> _WHAT IS EXPECTED_
Gather every line holding the string "streak".

> _ENTRIES_
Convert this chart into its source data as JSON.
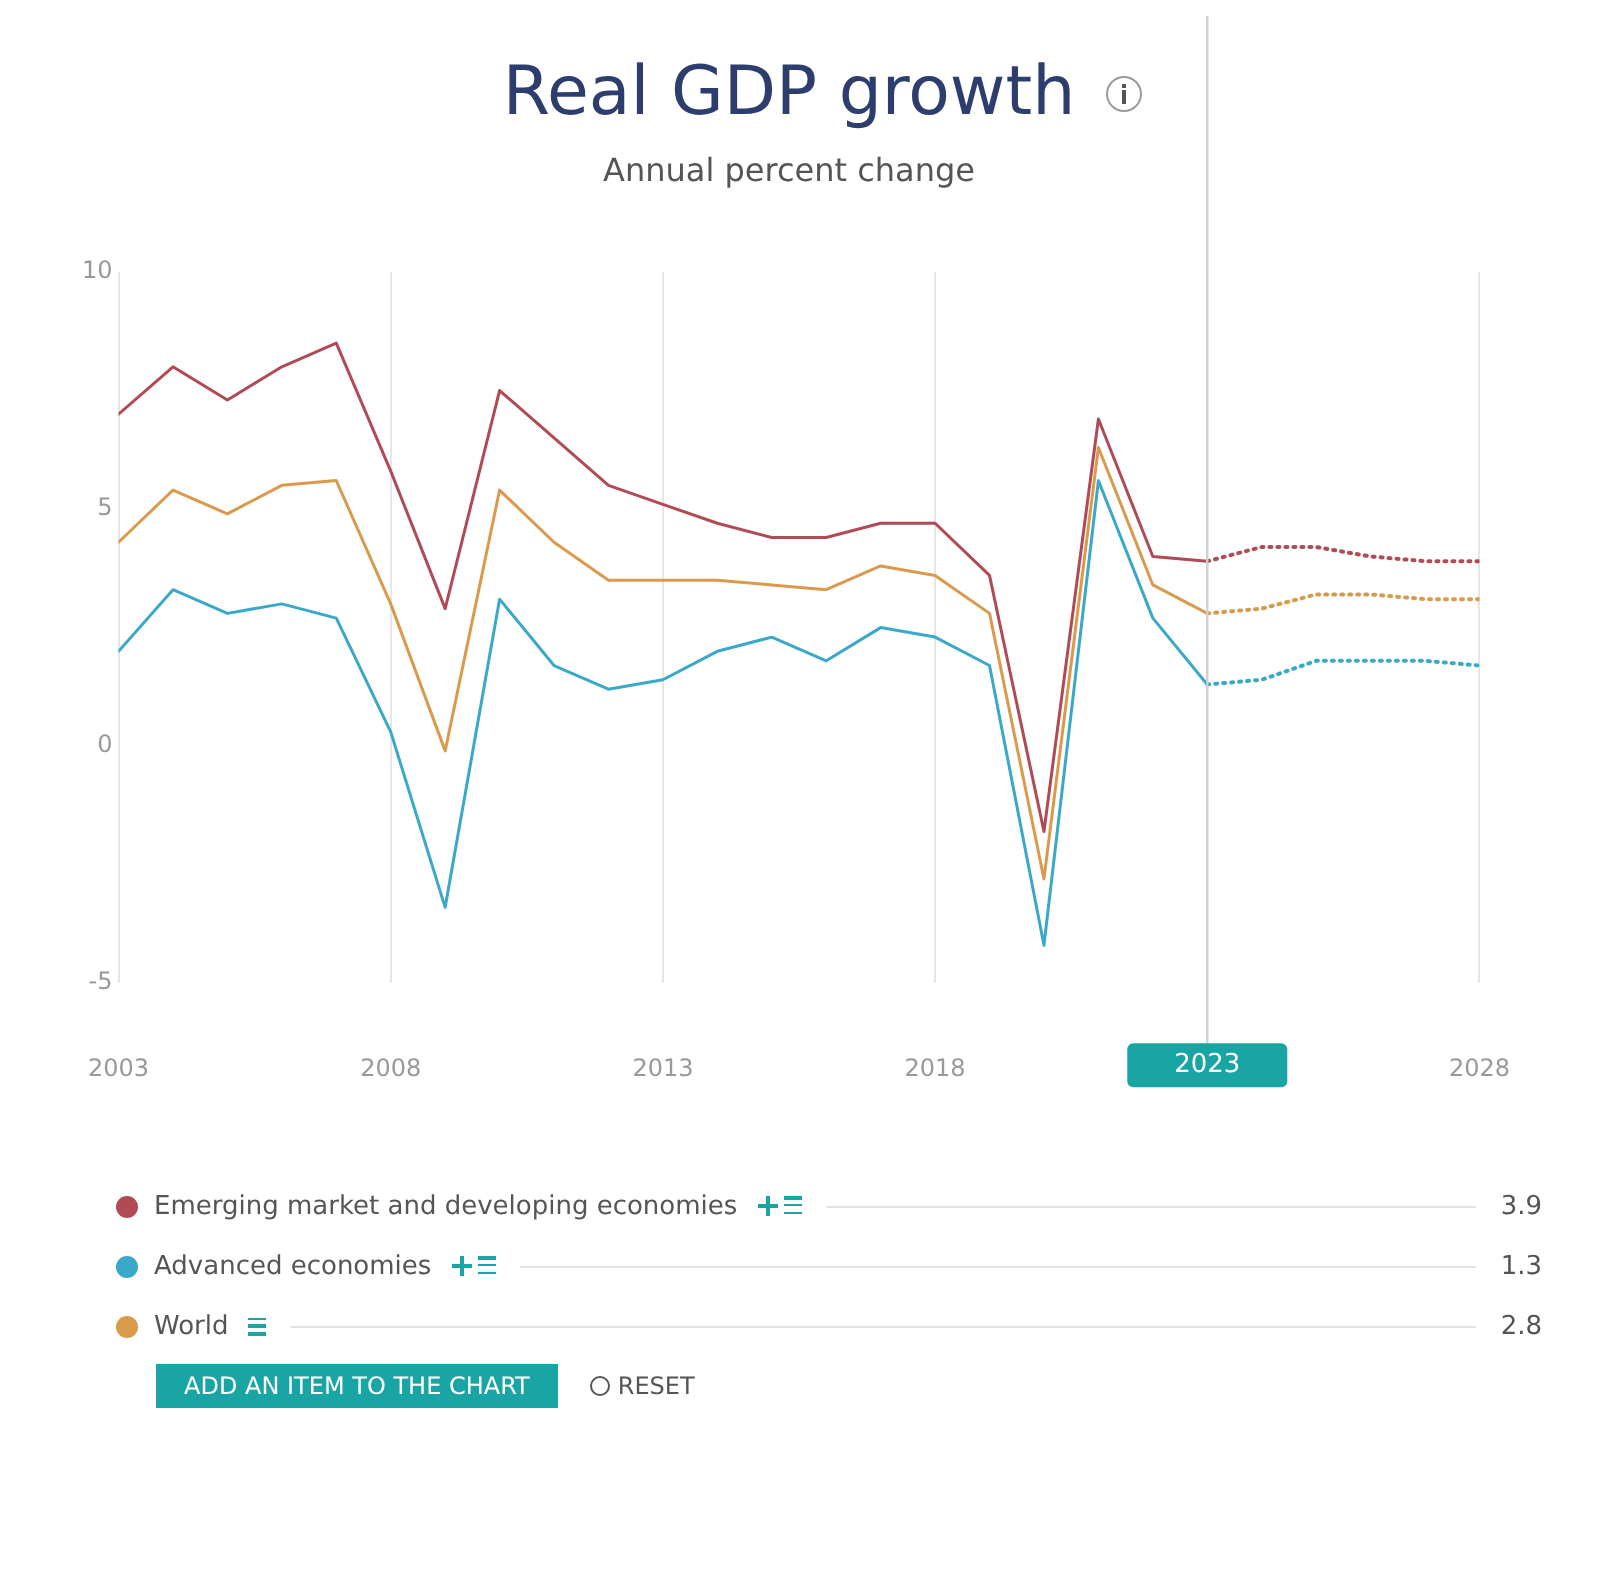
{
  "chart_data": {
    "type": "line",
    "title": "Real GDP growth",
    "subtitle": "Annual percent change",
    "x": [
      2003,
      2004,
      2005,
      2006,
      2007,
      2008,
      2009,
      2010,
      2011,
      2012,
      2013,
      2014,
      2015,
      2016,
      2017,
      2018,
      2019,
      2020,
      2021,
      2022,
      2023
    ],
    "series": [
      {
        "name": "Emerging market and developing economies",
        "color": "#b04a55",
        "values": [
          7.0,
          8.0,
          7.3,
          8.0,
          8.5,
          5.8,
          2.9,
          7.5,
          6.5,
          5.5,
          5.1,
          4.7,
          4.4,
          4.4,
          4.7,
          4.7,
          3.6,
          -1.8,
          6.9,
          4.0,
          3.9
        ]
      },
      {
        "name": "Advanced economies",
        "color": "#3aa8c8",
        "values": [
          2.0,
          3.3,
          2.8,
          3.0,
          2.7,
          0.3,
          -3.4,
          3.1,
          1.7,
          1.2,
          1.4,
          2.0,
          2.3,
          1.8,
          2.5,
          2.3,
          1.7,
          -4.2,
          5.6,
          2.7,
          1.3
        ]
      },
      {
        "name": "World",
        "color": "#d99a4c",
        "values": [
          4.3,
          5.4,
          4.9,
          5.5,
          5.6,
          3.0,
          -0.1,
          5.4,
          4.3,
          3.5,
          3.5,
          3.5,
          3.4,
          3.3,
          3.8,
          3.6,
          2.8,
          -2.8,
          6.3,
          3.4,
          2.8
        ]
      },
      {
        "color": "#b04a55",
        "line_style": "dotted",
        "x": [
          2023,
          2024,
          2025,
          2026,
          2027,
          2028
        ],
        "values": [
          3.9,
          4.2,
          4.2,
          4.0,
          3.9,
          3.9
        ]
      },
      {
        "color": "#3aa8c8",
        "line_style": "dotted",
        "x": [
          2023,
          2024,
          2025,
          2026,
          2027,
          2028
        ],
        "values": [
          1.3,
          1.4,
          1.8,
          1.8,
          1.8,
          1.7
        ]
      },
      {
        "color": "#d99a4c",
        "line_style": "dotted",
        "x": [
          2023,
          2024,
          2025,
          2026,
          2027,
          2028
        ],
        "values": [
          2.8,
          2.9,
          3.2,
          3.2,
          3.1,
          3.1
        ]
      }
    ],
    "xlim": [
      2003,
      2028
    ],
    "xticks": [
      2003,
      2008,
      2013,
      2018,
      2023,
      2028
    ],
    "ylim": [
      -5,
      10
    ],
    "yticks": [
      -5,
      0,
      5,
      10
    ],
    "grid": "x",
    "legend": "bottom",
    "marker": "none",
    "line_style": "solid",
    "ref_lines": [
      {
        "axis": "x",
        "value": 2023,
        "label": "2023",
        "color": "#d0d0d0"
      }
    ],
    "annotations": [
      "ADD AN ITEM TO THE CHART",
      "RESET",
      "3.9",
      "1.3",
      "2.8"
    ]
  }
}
* * *
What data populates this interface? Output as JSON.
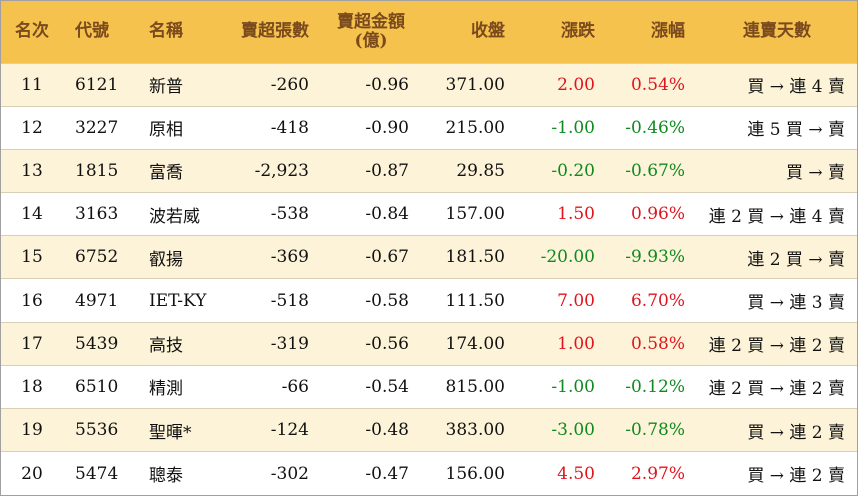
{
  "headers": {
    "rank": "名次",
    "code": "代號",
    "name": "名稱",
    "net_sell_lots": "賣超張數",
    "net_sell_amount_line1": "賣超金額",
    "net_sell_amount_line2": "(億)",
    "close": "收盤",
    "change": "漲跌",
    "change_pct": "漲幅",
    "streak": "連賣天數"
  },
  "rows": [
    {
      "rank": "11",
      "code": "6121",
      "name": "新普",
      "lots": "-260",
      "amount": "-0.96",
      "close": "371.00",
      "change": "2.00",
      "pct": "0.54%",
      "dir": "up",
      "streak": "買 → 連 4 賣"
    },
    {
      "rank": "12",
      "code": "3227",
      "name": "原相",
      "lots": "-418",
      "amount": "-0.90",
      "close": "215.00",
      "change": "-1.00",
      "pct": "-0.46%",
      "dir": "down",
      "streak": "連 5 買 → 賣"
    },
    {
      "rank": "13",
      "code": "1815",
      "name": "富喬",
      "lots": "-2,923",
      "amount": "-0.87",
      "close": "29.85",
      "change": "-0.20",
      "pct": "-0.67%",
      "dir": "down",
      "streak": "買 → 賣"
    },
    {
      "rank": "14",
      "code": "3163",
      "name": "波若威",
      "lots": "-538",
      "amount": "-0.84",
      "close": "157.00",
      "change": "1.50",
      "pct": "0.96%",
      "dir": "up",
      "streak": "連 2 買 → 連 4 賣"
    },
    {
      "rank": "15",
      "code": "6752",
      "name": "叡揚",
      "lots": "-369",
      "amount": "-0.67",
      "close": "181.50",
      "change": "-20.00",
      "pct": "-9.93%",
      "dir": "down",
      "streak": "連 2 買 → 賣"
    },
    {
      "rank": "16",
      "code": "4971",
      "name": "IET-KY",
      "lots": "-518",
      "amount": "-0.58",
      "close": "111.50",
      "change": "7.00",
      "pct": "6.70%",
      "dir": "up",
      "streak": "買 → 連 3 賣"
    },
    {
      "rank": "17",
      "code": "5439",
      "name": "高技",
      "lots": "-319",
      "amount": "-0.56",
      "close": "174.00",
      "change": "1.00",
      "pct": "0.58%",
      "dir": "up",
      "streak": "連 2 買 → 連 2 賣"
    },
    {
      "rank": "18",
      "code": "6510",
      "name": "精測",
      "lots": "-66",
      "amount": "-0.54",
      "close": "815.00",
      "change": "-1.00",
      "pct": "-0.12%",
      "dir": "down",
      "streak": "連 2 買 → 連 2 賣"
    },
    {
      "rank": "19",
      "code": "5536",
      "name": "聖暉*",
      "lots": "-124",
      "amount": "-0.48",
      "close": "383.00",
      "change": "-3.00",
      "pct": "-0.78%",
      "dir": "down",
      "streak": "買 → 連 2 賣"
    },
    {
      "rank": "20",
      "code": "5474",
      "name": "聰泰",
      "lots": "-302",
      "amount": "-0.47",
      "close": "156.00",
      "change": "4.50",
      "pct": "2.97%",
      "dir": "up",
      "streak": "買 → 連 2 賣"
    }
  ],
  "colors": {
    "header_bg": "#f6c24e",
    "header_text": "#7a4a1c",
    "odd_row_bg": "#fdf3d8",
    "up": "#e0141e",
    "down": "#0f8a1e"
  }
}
==
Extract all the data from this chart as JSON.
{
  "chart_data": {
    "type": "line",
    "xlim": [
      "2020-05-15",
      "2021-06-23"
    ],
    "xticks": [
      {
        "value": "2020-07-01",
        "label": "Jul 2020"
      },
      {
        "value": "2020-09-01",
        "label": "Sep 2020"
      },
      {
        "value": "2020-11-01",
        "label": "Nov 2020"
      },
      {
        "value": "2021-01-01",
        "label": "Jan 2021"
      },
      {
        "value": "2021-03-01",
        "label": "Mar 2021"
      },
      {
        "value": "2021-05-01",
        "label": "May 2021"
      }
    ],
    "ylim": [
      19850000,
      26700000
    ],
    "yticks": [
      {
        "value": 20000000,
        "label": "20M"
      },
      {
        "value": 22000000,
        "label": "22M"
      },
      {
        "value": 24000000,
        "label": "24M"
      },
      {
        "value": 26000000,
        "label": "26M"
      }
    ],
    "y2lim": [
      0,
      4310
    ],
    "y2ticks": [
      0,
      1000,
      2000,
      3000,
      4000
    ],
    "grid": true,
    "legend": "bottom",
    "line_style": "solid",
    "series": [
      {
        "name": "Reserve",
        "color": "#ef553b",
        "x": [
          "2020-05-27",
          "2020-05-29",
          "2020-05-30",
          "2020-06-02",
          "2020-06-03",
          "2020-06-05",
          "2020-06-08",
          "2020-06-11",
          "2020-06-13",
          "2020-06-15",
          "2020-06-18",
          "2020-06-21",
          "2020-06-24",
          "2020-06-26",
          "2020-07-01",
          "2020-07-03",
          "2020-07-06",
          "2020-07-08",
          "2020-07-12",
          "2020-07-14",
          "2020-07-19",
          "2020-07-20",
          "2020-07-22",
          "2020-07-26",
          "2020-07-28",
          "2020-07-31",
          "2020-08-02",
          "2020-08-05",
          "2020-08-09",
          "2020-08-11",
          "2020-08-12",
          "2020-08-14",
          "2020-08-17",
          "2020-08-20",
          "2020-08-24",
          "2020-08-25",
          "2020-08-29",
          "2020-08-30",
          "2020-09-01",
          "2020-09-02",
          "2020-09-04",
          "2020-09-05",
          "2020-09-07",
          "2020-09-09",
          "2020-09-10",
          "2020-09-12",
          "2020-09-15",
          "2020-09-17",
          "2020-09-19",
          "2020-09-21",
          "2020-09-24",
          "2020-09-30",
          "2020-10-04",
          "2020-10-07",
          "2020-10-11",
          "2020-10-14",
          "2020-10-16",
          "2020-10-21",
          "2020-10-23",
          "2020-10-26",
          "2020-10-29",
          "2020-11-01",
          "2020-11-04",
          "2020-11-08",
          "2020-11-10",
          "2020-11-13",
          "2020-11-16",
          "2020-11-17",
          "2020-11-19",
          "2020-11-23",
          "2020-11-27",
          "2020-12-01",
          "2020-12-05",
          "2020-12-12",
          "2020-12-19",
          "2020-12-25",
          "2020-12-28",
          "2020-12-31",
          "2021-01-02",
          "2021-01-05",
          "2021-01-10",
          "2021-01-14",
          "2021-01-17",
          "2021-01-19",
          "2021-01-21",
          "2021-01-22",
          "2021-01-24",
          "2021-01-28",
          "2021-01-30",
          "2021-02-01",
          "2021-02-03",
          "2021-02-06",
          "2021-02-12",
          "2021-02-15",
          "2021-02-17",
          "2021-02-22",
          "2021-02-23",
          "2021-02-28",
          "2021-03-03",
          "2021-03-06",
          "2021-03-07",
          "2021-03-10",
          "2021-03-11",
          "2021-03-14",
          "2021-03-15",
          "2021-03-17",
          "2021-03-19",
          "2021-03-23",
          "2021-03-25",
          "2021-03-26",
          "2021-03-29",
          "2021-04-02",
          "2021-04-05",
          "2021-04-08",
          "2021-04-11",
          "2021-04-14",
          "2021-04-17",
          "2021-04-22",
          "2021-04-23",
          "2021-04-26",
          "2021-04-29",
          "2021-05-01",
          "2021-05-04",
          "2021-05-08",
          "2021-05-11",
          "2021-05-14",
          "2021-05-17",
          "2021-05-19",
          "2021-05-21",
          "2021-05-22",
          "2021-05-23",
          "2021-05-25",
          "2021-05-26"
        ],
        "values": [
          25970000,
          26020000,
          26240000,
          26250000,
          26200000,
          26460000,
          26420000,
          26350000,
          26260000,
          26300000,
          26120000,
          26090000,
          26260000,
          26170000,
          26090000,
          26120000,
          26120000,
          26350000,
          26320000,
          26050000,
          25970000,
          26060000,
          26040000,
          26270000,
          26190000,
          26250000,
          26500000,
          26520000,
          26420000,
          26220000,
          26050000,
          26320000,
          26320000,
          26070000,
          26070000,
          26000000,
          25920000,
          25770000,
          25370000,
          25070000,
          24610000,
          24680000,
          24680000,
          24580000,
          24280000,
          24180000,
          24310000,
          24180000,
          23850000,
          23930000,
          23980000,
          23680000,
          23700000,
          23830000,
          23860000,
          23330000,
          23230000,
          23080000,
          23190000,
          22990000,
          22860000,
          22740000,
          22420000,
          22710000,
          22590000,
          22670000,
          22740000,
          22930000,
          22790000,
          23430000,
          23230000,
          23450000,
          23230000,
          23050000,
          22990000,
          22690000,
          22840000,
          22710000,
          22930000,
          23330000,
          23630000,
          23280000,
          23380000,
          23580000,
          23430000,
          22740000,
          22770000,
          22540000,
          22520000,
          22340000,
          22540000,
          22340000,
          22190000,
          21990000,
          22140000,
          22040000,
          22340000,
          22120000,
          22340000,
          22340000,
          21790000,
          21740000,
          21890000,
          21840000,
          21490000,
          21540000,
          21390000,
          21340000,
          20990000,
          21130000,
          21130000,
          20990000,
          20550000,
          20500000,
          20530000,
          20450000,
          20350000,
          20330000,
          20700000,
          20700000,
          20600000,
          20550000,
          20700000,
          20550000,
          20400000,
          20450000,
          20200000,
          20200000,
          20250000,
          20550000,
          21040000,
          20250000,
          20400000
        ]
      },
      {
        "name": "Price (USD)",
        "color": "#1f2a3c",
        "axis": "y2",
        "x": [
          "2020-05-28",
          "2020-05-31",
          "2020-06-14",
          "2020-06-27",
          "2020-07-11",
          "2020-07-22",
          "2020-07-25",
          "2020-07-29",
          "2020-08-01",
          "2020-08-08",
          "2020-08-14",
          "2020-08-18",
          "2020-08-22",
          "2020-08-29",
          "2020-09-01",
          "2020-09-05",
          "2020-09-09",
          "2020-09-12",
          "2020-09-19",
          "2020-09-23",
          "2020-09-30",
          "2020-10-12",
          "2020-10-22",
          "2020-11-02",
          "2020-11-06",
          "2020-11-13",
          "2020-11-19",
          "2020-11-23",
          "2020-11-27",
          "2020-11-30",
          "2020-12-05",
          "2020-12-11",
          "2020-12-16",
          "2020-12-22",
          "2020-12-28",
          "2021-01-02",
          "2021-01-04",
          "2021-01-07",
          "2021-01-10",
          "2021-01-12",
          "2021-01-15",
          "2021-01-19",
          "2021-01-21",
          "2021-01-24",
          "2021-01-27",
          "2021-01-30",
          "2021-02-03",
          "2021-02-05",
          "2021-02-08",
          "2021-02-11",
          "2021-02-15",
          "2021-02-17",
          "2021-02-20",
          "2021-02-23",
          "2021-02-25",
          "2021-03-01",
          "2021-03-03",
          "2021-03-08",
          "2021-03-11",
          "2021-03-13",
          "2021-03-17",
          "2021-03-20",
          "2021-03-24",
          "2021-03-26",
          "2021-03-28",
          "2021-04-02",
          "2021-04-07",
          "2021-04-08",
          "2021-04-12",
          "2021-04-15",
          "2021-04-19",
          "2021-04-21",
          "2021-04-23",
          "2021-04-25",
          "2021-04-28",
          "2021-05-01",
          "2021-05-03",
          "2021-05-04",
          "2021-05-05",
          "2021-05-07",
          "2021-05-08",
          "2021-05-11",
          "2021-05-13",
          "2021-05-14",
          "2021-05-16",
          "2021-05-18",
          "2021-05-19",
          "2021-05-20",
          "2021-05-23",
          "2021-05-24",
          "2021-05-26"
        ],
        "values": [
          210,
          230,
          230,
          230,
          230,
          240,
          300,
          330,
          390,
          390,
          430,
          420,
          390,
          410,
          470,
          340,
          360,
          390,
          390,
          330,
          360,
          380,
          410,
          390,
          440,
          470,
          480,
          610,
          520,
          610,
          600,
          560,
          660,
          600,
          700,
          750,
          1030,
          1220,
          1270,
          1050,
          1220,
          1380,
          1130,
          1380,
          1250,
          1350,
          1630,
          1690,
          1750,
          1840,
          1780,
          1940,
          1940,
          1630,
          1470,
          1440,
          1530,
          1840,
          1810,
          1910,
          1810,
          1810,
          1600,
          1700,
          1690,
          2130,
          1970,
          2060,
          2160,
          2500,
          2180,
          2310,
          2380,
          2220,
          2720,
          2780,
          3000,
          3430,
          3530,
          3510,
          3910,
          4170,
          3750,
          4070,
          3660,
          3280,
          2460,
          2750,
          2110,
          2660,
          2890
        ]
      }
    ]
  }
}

> _RESULT OF THE TASK_
    "streak": "連賣天數"
      "streak": "買 → 連 4 賣"
      "streak": "連 5 買 → 賣"
      "streak": "買 → 賣"
      "streak": "連 2 買 → 連 4 賣"
      "streak": "連 2 買 → 賣"
      "streak": "買 → 連 3 賣"
      "streak": "連 2 買 → 連 2 賣"
      "streak": "連 2 買 → 連 2 賣"
      "streak": "買 → 連 2 賣"
      "streak": "買 → 連 2 賣"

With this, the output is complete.